**REQUIRED WORK:** Omit every picture and output the rest of the records exactly as they are.
:: MATERIAL ::
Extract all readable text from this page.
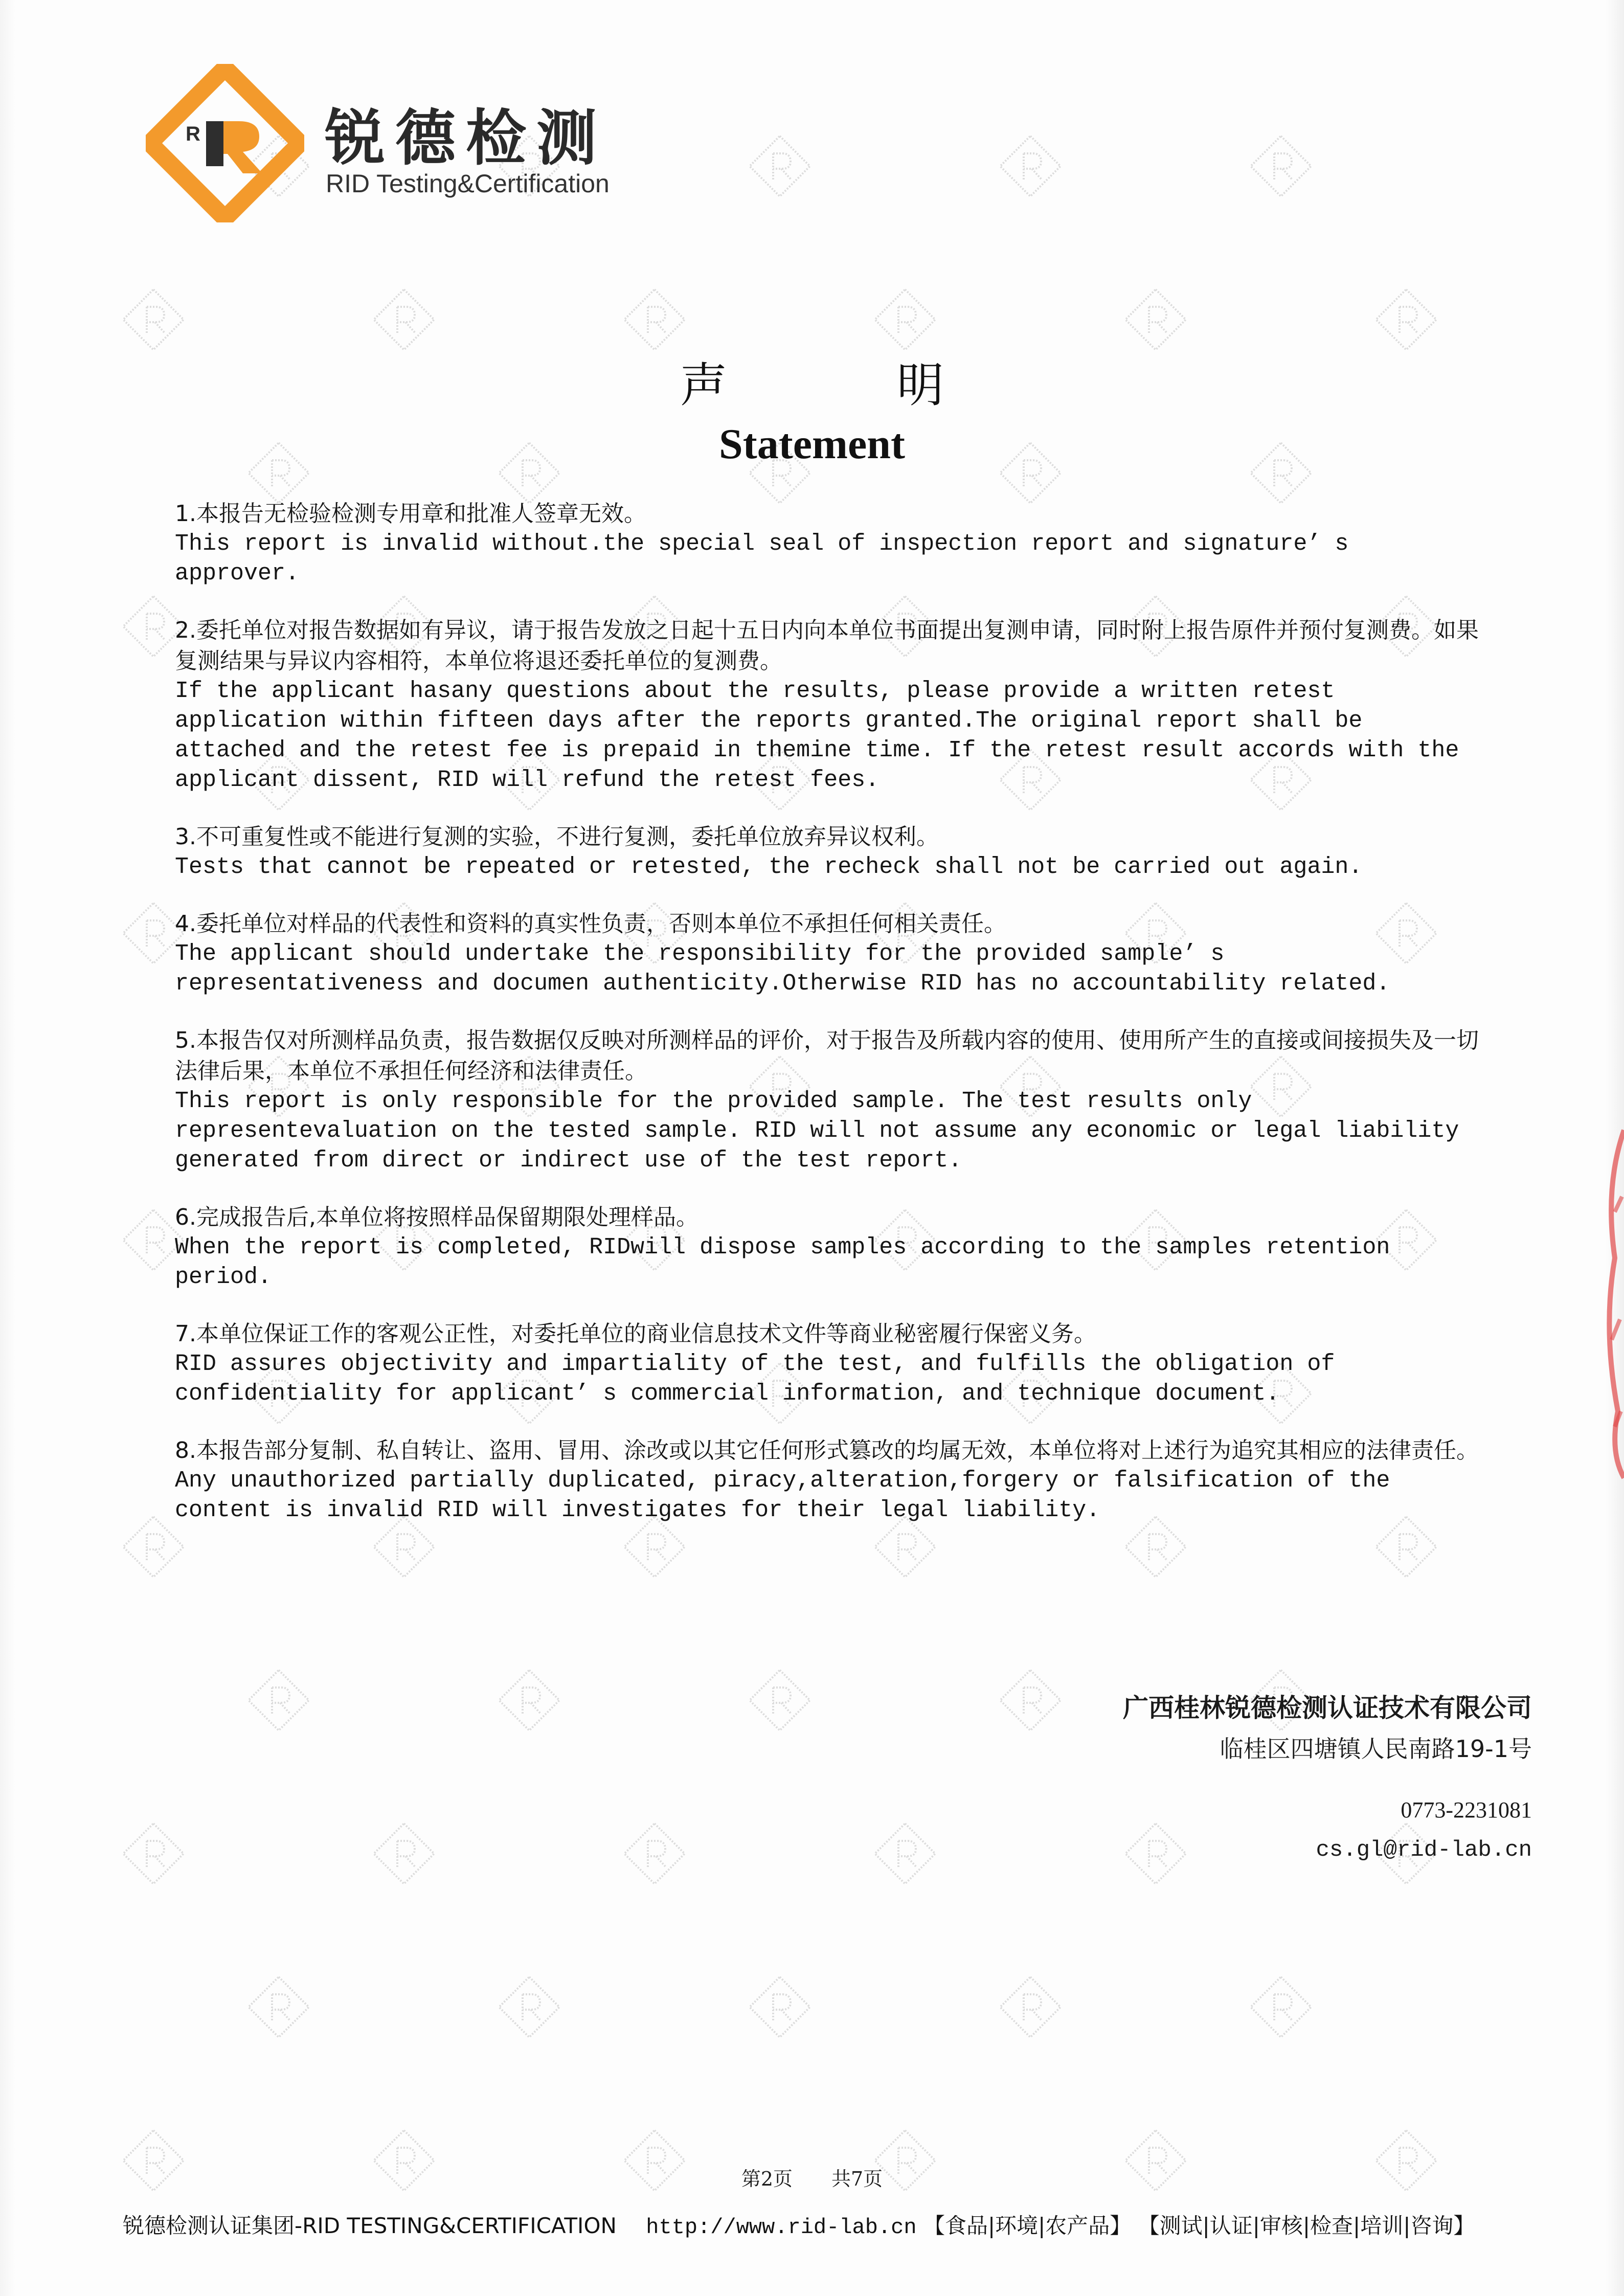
R 锐德检测
RID Testing&Certification
声　明
Statement
1.本报告无检验检测专用章和批准人签章无效。
This report is invalid without.the special seal of inspection report and signature’ s approver.
2.委托单位对报告数据如有异议，请于报告发放之日起十五日内向本单位书面提出复测申请，同时附上报告原件并预付复测费。如果复测结果与异议内容相符，本单位将退还委托单位的复测费。
If the applicant hasany questions about the results, please provide a written retest application within fifteen days after the reports granted.The original report shall be attached and the retest fee is prepaid in themine time. If the retest result accords with the applicant dissent, RID will refund the retest fees.
3.不可重复性或不能进行复测的实验，不进行复测，委托单位放弃异议权利。
Tests that cannot be repeated or retested, the recheck shall not be carried out again.
4.委托单位对样品的代表性和资料的真实性负责，否则本单位不承担任何相关责任。
The applicant should undertake the responsibility for the provided sample’ s representativeness and documen authenticity.Otherwise RID has no accountability related.
5.本报告仅对所测样品负责，报告数据仅反映对所测样品的评价，对于报告及所载内容的使用、使用所产生的直接或间接损失及一切法律后果，本单位不承担任何经济和法律责任。
This report is only responsible for the provided sample. The test results only representevaluation on the tested sample. RID will not assume any economic or legal liability generated from direct or indirect use of the test report.
6.完成报告后,本单位将按照样品保留期限处理样品。
When the report is completed, RIDwill dispose samples according to the samples retention period.
7.本单位保证工作的客观公正性，对委托单位的商业信息技术文件等商业秘密履行保密义务。
RID assures objectivity and impartiality of the test, and fulfills the obligation of confidentiality for applicant’ s commercial information, and technique document.
8.本报告部分复制、私自转让、盗用、冒用、涂改或以其它任何形式篡改的均属无效，本单位将对上述行为追究其相应的法律责任。
Any unauthorized partially duplicated, piracy,alteration,forgery or falsification of the content is invalid RID will investigates for their legal liability.
广西桂林锐德检测认证技术有限公司
临桂区四塘镇人民南路19-1号
0773-2231081
cs.gl@rid-lab.cn
第2页　　共7页
锐德检测认证集团-RID TESTING&CERTIFICATION http://www.rid-lab.cn 【食品|环境|农产品】 【测试|认证|审核|检查|培训|咨询】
:::
**RESULT BELOW:**
Extract all readable text from this page.
R 锐德检测
RID Testing&Certification
声　明
Statement
1.本报告无检验检测专用章和批准人签章无效。
This report is invalid without.the special seal of inspection report and signature’ s approver.
2.委托单位对报告数据如有异议，请于报告发放之日起十五日内向本单位书面提出复测申请，同时附上报告原件并预付复测费。如果复测结果与异议内容相符，本单位将退还委托单位的复测费。
If the applicant hasany questions about the results, please provide a written retest application within fifteen days after the reports granted.The original report shall be attached and the retest fee is prepaid in themine time. If the retest result accords with the applicant dissent, RID will refund the retest fees.
3.不可重复性或不能进行复测的实验，不进行复测，委托单位放弃异议权利。
Tests that cannot be repeated or retested, the recheck shall not be carried out again.
4.委托单位对样品的代表性和资料的真实性负责，否则本单位不承担任何相关责任。
The applicant should undertake the responsibility for the provided sample’ s representativeness and documen authenticity.Otherwise RID has no accountability related.
5.本报告仅对所测样品负责，报告数据仅反映对所测样品的评价，对于报告及所载内容的使用、使用所产生的直接或间接损失及一切法律后果，本单位不承担任何经济和法律责任。
This report is only responsible for the provided sample. The test results only representevaluation on the tested sample. RID will not assume any economic or legal liability generated from direct or indirect use of the test report.
6.完成报告后,本单位将按照样品保留期限处理样品。
When the report is completed, RIDwill dispose samples according to the samples retention period.
7.本单位保证工作的客观公正性，对委托单位的商业信息技术文件等商业秘密履行保密义务。
RID assures objectivity and impartiality of the test, and fulfills the obligation of confidentiality for applicant’ s commercial information, and technique document.
8.本报告部分复制、私自转让、盗用、冒用、涂改或以其它任何形式篡改的均属无效，本单位将对上述行为追究其相应的法律责任。
Any unauthorized partially duplicated, piracy,alteration,forgery or falsification of the content is invalid RID will investigates for their legal liability.
广西桂林锐德检测认证技术有限公司
临桂区四塘镇人民南路19-1号
0773-2231081
cs.gl@rid-lab.cn
第2页　　共7页
锐德检测认证集团-RID TESTING&CERTIFICATION http://www.rid-lab.cn 【食品|环境|农产品】 【测试|认证|审核|检查|培训|咨询】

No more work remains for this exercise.